▸ Data to process:
──────

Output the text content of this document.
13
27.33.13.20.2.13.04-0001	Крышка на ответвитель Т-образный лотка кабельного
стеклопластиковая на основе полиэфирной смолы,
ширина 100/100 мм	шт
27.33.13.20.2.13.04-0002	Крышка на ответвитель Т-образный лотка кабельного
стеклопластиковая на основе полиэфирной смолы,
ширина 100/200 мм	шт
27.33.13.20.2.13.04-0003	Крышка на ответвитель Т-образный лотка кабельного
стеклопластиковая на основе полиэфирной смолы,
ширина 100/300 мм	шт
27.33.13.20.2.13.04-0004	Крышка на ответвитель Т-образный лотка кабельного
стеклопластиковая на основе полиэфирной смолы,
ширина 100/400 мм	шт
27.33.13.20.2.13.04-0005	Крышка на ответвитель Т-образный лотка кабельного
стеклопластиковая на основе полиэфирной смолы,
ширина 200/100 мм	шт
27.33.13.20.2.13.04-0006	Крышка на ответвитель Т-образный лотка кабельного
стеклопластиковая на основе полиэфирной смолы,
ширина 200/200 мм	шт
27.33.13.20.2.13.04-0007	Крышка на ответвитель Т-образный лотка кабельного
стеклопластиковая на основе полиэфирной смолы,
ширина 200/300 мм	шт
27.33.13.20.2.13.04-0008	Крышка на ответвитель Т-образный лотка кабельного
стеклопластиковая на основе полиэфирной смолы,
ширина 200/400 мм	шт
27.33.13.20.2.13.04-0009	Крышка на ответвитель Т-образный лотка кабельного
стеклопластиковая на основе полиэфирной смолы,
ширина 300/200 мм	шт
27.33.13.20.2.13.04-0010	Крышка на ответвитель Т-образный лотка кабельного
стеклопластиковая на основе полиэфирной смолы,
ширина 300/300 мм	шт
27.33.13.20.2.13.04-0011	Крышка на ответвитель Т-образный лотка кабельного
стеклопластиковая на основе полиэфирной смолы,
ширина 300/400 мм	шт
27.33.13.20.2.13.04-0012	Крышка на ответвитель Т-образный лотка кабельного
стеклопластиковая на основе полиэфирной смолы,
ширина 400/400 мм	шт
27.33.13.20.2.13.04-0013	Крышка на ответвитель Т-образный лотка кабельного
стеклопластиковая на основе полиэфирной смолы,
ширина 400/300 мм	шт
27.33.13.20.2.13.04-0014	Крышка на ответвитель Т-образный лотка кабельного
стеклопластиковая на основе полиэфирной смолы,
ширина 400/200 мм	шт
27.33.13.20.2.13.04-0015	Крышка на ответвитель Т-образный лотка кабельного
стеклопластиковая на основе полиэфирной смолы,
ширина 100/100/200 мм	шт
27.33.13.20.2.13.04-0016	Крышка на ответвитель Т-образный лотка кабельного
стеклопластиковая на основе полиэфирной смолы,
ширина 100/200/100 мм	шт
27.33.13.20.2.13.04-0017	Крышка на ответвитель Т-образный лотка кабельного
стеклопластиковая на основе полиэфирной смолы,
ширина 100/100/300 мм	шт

──────

▸ Set exercise: Return the entries above exactly, each one complete.

▸ Right answer:
Output the text content of this document.
13
27.33.13.20.2.13.04-0001	Крышка на ответвитель Т-образный лотка кабельного
стеклопластиковая на основе полиэфирной смолы,
ширина 100/100 мм	шт
27.33.13.20.2.13.04-0002	Крышка на ответвитель Т-образный лотка кабельного
стеклопластиковая на основе полиэфирной смолы,
ширина 100/200 мм	шт
27.33.13.20.2.13.04-0003	Крышка на ответвитель Т-образный лотка кабельного
стеклопластиковая на основе полиэфирной смолы,
ширина 100/300 мм	шт
27.33.13.20.2.13.04-0004	Крышка на ответвитель Т-образный лотка кабельного
стеклопластиковая на основе полиэфирной смолы,
ширина 100/400 мм	шт
27.33.13.20.2.13.04-0005	Крышка на ответвитель Т-образный лотка кабельного
стеклопластиковая на основе полиэфирной смолы,
ширина 200/100 мм	шт
27.33.13.20.2.13.04-0006	Крышка на ответвитель Т-образный лотка кабельного
стеклопластиковая на основе полиэфирной смолы,
ширина 200/200 мм	шт
27.33.13.20.2.13.04-0007	Крышка на ответвитель Т-образный лотка кабельного
стеклопластиковая на основе полиэфирной смолы,
ширина 200/300 мм	шт
27.33.13.20.2.13.04-0008	Крышка на ответвитель Т-образный лотка кабельного
стеклопластиковая на основе полиэфирной смолы,
ширина 200/400 мм	шт
27.33.13.20.2.13.04-0009	Крышка на ответвитель Т-образный лотка кабельного
стеклопластиковая на основе полиэфирной смолы,
ширина 300/200 мм	шт
27.33.13.20.2.13.04-0010	Крышка на ответвитель Т-образный лотка кабельного
стеклопластиковая на основе полиэфирной смолы,
ширина 300/300 мм	шт
27.33.13.20.2.13.04-0011	Крышка на ответвитель Т-образный лотка кабельного
стеклопластиковая на основе полиэфирной смолы,
ширина 300/400 мм	шт
27.33.13.20.2.13.04-0012	Крышка на ответвитель Т-образный лотка кабельного
стеклопластиковая на основе полиэфирной смолы,
ширина 400/400 мм	шт
27.33.13.20.2.13.04-0013	Крышка на ответвитель Т-образный лотка кабельного
стеклопластиковая на основе полиэфирной смолы,
ширина 400/300 мм	шт
27.33.13.20.2.13.04-0014	Крышка на ответвитель Т-образный лотка кабельного
стеклопластиковая на основе полиэфирной смолы,
ширина 400/200 мм	шт
27.33.13.20.2.13.04-0015	Крышка на ответвитель Т-образный лотка кабельного
стеклопластиковая на основе полиэфирной смолы,
ширина 100/100/200 мм	шт
27.33.13.20.2.13.04-0016	Крышка на ответвитель Т-образный лотка кабельного
стеклопластиковая на основе полиэфирной смолы,
ширина 100/200/100 мм	шт
27.33.13.20.2.13.04-0017	Крышка на ответвитель Т-образный лотка кабельного
стеклопластиковая на основе полиэфирной смолы,
ширина 100/100/300 мм	шт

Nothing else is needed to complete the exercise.